==== Data records ====

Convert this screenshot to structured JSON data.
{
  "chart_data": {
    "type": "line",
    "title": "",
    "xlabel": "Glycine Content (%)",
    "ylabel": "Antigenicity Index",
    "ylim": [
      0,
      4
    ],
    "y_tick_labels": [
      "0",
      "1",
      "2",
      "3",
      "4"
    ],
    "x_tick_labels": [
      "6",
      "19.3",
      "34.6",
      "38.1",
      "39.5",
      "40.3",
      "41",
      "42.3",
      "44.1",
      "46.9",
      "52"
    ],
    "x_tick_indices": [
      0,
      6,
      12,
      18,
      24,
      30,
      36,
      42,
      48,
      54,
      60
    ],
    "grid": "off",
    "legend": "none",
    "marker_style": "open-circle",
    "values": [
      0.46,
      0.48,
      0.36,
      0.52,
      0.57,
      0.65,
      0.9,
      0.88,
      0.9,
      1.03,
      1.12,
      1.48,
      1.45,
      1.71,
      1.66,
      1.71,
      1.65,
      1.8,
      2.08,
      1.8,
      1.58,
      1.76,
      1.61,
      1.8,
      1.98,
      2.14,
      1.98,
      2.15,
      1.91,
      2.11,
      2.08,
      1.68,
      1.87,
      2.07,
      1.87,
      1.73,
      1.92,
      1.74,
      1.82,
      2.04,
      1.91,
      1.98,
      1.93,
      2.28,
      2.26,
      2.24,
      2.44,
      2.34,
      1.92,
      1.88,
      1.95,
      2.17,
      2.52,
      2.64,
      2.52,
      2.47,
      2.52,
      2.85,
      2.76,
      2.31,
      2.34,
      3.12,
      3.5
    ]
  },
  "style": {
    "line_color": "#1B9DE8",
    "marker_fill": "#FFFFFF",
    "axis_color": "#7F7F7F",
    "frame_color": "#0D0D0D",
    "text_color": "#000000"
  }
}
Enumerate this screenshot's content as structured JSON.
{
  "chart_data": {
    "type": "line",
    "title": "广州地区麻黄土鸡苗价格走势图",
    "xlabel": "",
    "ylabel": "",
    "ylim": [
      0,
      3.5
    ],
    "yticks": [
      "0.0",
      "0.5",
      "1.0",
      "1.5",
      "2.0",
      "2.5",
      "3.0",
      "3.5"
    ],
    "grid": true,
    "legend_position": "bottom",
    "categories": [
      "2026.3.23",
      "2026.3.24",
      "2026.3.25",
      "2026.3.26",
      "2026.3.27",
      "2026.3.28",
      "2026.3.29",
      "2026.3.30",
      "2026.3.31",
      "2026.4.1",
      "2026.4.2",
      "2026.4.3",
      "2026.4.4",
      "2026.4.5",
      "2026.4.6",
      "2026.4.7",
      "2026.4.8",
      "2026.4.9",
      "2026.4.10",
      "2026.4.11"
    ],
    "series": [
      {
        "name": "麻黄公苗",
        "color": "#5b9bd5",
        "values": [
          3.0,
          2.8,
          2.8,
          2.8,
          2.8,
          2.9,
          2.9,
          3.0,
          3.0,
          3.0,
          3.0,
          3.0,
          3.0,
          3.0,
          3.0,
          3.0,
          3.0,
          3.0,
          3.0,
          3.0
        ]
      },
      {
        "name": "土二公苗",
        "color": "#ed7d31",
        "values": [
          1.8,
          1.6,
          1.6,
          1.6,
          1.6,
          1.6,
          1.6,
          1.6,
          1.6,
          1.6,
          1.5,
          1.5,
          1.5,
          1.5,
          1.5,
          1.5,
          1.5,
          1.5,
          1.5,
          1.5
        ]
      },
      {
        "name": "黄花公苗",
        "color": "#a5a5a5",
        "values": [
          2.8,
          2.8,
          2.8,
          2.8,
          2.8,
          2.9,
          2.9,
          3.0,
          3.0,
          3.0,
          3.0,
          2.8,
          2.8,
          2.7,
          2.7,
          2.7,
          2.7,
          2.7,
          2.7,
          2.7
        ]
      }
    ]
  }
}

====

Please set down each line of the records exactly as given.

• _Result of this exercise_:
Convert this screenshot to structured JSON data.
{
  "chart_data": {
    "type": "line",
    "title": "",
    "xlabel": "Glycine Content (%)",
    "ylabel": "Antigenicity Index",
    "ylim": [
      0,
      4
    ],
    "y_tick_labels": [
      "0",
      "1",
      "2",
      "3",
      "4"
    ],
    "x_tick_labels": [
      "6",
      "19.3",
      "34.6",
      "38.1",
      "39.5",
      "40.3",
      "41",
      "42.3",
      "44.1",
      "46.9",
      "52"
    ],
    "x_tick_indices": [
      0,
      6,
      12,
      18,
      24,
      30,
      36,
      42,
      48,
      54,
      60
    ],
    "grid": "off",
    "legend": "none",
    "marker_style": "open-circle",
    "values": [
      0.46,
      0.48,
      0.36,
      0.52,
      0.57,
      0.65,
      0.9,
      0.88,
      0.9,
      1.03,
      1.12,
      1.48,
      1.45,
      1.71,
      1.66,
      1.71,
      1.65,
      1.8,
      2.08,
      1.8,
      1.58,
      1.76,
      1.61,
      1.8,
      1.98,
      2.14,
      1.98,
      2.15,
      1.91,
      2.11,
      2.08,
      1.68,
      1.87,
      2.07,
      1.87,
      1.73,
      1.92,
      1.74,
      1.82,
      2.04,
      1.91,
      1.98,
      1.93,
      2.28,
      2.26,
      2.24,
      2.44,
      2.34,
      1.92,
      1.88,
      1.95,
      2.17,
      2.52,
      2.64,
      2.52,
      2.47,
      2.52,
      2.85,
      2.76,
      2.31,
      2.34,
      3.12,
      3.5
    ]
  },
  "style": {
    "line_color": "#1B9DE8",
    "marker_fill": "#FFFFFF",
    "axis_color": "#7F7F7F",
    "frame_color": "#0D0D0D",
    "text_color": "#000000"
  }
}
Enumerate this screenshot's content as structured JSON.
{
  "chart_data": {
    "type": "line",
    "title": "广州地区麻黄土鸡苗价格走势图",
    "xlabel": "",
    "ylabel": "",
    "ylim": [
      0,
      3.5
    ],
    "yticks": [
      "0.0",
      "0.5",
      "1.0",
      "1.5",
      "2.0",
      "2.5",
      "3.0",
      "3.5"
    ],
    "grid": true,
    "legend_position": "bottom",
    "categories": [
      "2026.3.23",
      "2026.3.24",
      "2026.3.25",
      "2026.3.26",
      "2026.3.27",
      "2026.3.28",
      "2026.3.29",
      "2026.3.30",
      "2026.3.31",
      "2026.4.1",
      "2026.4.2",
      "2026.4.3",
      "2026.4.4",
      "2026.4.5",
      "2026.4.6",
      "2026.4.7",
      "2026.4.8",
      "2026.4.9",
      "2026.4.10",
      "2026.4.11"
    ],
    "series": [
      {
        "name": "麻黄公苗",
        "color": "#5b9bd5",
        "values": [
          3.0,
          2.8,
          2.8,
          2.8,
          2.8,
          2.9,
          2.9,
          3.0,
          3.0,
          3.0,
          3.0,
          3.0,
          3.0,
          3.0,
          3.0,
          3.0,
          3.0,
          3.0,
          3.0,
          3.0
        ]
      },
      {
        "name": "土二公苗",
        "color": "#ed7d31",
        "values": [
          1.8,
          1.6,
          1.6,
          1.6,
          1.6,
          1.6,
          1.6,
          1.6,
          1.6,
          1.6,
          1.5,
          1.5,
          1.5,
          1.5,
          1.5,
          1.5,
          1.5,
          1.5,
          1.5,
          1.5
        ]
      },
      {
        "name": "黄花公苗",
        "color": "#a5a5a5",
        "values": [
          2.8,
          2.8,
          2.8,
          2.8,
          2.8,
          2.9,
          2.9,
          3.0,
          3.0,
          3.0,
          3.0,
          2.8,
          2.8,
          2.7,
          2.7,
          2.7,
          2.7,
          2.7,
          2.7,
          2.7
        ]
      }
    ]
  }
}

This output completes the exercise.